Goal
Quote the full listing word for word.

------------------------------------------------------------------------

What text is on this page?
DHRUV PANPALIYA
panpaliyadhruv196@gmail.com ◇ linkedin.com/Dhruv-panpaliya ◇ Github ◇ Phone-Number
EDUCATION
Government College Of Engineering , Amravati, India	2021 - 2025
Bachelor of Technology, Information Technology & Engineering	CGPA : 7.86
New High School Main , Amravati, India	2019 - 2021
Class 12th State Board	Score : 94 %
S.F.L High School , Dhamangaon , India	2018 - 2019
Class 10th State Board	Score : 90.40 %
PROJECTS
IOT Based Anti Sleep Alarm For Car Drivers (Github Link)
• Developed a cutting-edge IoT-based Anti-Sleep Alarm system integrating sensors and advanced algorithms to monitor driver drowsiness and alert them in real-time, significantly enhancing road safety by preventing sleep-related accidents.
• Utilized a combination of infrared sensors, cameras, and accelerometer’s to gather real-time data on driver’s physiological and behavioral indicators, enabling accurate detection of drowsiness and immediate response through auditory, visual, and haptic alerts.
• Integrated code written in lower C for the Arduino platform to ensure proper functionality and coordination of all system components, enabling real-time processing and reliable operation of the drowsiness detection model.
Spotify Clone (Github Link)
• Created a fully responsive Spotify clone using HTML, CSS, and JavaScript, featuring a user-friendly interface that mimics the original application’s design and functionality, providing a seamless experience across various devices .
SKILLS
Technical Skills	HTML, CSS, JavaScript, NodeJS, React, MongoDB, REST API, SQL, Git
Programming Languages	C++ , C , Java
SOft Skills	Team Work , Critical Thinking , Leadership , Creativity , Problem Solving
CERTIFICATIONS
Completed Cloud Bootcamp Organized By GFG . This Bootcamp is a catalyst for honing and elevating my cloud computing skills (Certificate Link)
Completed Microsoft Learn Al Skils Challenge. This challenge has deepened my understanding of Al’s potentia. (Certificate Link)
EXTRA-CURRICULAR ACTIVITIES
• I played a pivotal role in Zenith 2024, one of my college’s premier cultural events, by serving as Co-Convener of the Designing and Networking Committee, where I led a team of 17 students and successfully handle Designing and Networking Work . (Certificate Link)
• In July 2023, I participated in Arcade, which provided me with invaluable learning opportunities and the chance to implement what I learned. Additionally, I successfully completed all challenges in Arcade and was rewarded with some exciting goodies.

------------------------------------------------------------------------

Solved problem
What text is on this page?
DHRUV PANPALIYA
panpaliyadhruv196@gmail.com ◇ linkedin.com/Dhruv-panpaliya ◇ Github ◇ Phone-Number
EDUCATION
Government College Of Engineering , Amravati, India	2021 - 2025
Bachelor of Technology, Information Technology & Engineering	CGPA : 7.86
New High School Main , Amravati, India	2019 - 2021
Class 12th State Board	Score : 94 %
S.F.L High School , Dhamangaon , India	2018 - 2019
Class 10th State Board	Score : 90.40 %
PROJECTS
IOT Based Anti Sleep Alarm For Car Drivers (Github Link)
• Developed a cutting-edge IoT-based Anti-Sleep Alarm system integrating sensors and advanced algorithms to monitor driver drowsiness and alert them in real-time, significantly enhancing road safety by preventing sleep-related accidents.
• Utilized a combination of infrared sensors, cameras, and accelerometer’s to gather real-time data on driver’s physiological and behavioral indicators, enabling accurate detection of drowsiness and immediate response through auditory, visual, and haptic alerts.
• Integrated code written in lower C for the Arduino platform to ensure proper functionality and coordination of all system components, enabling real-time processing and reliable operation of the drowsiness detection model.
Spotify Clone (Github Link)
• Created a fully responsive Spotify clone using HTML, CSS, and JavaScript, featuring a user-friendly interface that mimics the original application’s design and functionality, providing a seamless experience across various devices .
SKILLS
Technical Skills	HTML, CSS, JavaScript, NodeJS, React, MongoDB, REST API, SQL, Git
Programming Languages	C++ , C , Java
SOft Skills	Team Work , Critical Thinking , Leadership , Creativity , Problem Solving
CERTIFICATIONS
Completed Cloud Bootcamp Organized By GFG . This Bootcamp is a catalyst for honing and elevating my cloud computing skills (Certificate Link)
Completed Microsoft Learn Al Skils Challenge. This challenge has deepened my understanding of Al’s potentia. (Certificate Link)
EXTRA-CURRICULAR ACTIVITIES
• I played a pivotal role in Zenith 2024, one of my college’s premier cultural events, by serving as Co-Convener of the Designing and Networking Committee, where I led a team of 17 students and successfully handle Designing and Networking Work . (Certificate Link)
• In July 2023, I participated in Arcade, which provided me with invaluable learning opportunities and the chance to implement what I learned. Additionally, I successfully completed all challenges in Arcade and was rewarded with some exciting goodies.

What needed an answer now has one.